帝给赐陈叔宝甚厚,数得引见,班同三品;每预宴,恐致伤心,为不奏吴音。后监守者奏言:“叔宝云,‘既无秩位,每预朝集,愿得一官号。’”帝曰:“叔宝全无心肝!”监者又言:“叔宝常醉,罕有醒时。”帝问:“饮酒几何!”对曰:“与其子弟日饮一石。”帝大惊,使节其酒,既而曰:“任其性;不尔,何以过日!”帝以陈氏子弟既多,恐其在京城为非,乃分置边州,给田业使为生,岁时赐衣服以安全之。

*完成下列任务*:
**1)** 根据原文，陈叔宝与其子弟每天饮酒多少？
**2)** 请照原样抄写原文中从“帝给赐陈叔宝甚厚,数得引见,班同三品;每”到“使为生,岁时赐衣服以安全之。”的文字，首尾都包括在内。
这些记录与此处内容无关。

*数据记录*:
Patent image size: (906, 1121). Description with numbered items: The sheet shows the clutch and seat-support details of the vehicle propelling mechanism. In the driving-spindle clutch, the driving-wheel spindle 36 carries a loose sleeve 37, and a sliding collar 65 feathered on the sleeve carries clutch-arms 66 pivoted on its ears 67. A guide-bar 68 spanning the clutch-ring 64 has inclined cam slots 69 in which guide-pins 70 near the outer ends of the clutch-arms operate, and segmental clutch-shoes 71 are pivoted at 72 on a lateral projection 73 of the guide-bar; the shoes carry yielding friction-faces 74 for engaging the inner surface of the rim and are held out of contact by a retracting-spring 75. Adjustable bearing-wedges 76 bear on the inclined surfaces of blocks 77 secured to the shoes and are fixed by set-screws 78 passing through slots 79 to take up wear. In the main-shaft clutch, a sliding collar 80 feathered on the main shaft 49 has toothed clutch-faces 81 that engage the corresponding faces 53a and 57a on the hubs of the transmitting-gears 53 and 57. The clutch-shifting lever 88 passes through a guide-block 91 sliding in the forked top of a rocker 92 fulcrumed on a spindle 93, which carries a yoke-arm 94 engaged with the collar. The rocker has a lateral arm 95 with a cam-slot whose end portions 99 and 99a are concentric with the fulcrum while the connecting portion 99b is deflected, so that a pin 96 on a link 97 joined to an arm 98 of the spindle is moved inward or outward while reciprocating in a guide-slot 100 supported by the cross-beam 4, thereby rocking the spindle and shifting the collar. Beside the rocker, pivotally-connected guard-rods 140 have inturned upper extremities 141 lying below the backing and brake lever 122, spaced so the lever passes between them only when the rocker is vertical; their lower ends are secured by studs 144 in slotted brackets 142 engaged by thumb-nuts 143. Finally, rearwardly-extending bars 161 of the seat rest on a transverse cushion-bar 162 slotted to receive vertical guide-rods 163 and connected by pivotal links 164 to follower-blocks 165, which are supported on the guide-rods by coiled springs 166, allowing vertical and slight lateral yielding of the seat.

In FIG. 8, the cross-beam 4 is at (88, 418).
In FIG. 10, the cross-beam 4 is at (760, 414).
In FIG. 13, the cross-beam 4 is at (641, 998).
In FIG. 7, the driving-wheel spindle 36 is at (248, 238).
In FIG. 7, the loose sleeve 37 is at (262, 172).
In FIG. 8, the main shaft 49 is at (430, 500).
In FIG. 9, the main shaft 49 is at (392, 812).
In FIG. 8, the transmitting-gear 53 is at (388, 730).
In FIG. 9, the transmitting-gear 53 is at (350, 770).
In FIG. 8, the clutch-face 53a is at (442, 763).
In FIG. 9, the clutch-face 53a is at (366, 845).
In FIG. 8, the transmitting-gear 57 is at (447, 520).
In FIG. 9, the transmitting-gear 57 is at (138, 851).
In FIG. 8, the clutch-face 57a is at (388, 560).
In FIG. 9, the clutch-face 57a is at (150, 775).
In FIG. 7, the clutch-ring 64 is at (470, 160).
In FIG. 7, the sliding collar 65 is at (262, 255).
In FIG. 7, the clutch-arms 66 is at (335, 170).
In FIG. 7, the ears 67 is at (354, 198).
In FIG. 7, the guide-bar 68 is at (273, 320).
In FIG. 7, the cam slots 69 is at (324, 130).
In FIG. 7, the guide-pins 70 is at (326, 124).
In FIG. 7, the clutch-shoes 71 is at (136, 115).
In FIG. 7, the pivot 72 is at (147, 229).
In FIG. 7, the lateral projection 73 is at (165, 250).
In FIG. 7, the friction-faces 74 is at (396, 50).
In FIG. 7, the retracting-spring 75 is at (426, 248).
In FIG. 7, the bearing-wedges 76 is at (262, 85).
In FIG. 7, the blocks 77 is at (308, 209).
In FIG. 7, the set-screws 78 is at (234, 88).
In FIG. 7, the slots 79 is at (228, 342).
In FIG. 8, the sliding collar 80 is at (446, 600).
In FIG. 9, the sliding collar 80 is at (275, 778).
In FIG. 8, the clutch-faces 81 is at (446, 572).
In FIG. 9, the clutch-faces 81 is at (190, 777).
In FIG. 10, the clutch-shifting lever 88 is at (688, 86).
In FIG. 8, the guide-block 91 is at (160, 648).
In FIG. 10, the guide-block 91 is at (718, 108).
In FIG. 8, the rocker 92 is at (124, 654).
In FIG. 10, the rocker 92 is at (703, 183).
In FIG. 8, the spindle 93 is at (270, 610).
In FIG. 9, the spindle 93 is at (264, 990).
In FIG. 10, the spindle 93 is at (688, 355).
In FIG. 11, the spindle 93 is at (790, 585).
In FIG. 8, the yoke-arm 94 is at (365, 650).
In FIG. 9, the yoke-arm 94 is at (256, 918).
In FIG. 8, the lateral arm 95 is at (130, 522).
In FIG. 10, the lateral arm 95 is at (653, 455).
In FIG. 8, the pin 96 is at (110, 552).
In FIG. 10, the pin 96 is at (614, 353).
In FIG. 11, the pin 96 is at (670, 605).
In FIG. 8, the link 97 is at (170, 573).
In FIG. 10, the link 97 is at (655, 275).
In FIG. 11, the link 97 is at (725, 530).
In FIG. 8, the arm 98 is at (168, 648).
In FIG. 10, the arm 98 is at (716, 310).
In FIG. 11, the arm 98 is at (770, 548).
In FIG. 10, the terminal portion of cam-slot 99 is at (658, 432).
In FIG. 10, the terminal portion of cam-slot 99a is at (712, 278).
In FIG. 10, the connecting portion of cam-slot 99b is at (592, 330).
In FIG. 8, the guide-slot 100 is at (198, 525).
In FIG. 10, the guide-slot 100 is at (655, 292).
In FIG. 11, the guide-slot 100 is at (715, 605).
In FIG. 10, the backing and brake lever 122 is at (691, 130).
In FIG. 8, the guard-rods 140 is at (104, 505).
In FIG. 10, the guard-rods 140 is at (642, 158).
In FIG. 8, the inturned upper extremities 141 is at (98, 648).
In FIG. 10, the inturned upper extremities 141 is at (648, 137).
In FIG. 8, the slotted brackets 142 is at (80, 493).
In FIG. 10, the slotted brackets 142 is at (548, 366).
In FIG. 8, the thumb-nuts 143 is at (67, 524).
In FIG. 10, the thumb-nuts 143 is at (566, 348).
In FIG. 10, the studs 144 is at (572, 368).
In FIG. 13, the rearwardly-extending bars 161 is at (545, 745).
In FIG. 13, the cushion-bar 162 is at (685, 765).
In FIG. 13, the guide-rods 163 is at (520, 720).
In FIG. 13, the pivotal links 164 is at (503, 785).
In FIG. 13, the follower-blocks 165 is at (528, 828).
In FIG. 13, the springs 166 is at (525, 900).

*任务解答*:
**1)** 每天饮一石。

**2)**
帝给赐陈叔宝甚厚,数得引见,班同三品;每预宴,恐致伤心,为不奏吴音。后监守者奏言:“叔宝云,‘既无秩位,每预朝集,愿得一官号。’”帝曰:“叔宝全无心肝!”监者又言:“叔宝常醉,罕有醒时。”帝问:“饮酒几何!”对曰:“与其子弟日饮一石。”帝大惊,使节其酒,既而曰:“任其性;不尔,何以过日!”帝以陈氏子弟既多,恐其在京城为非,乃分置边州,给田业使为生,岁时赐衣服以安全之。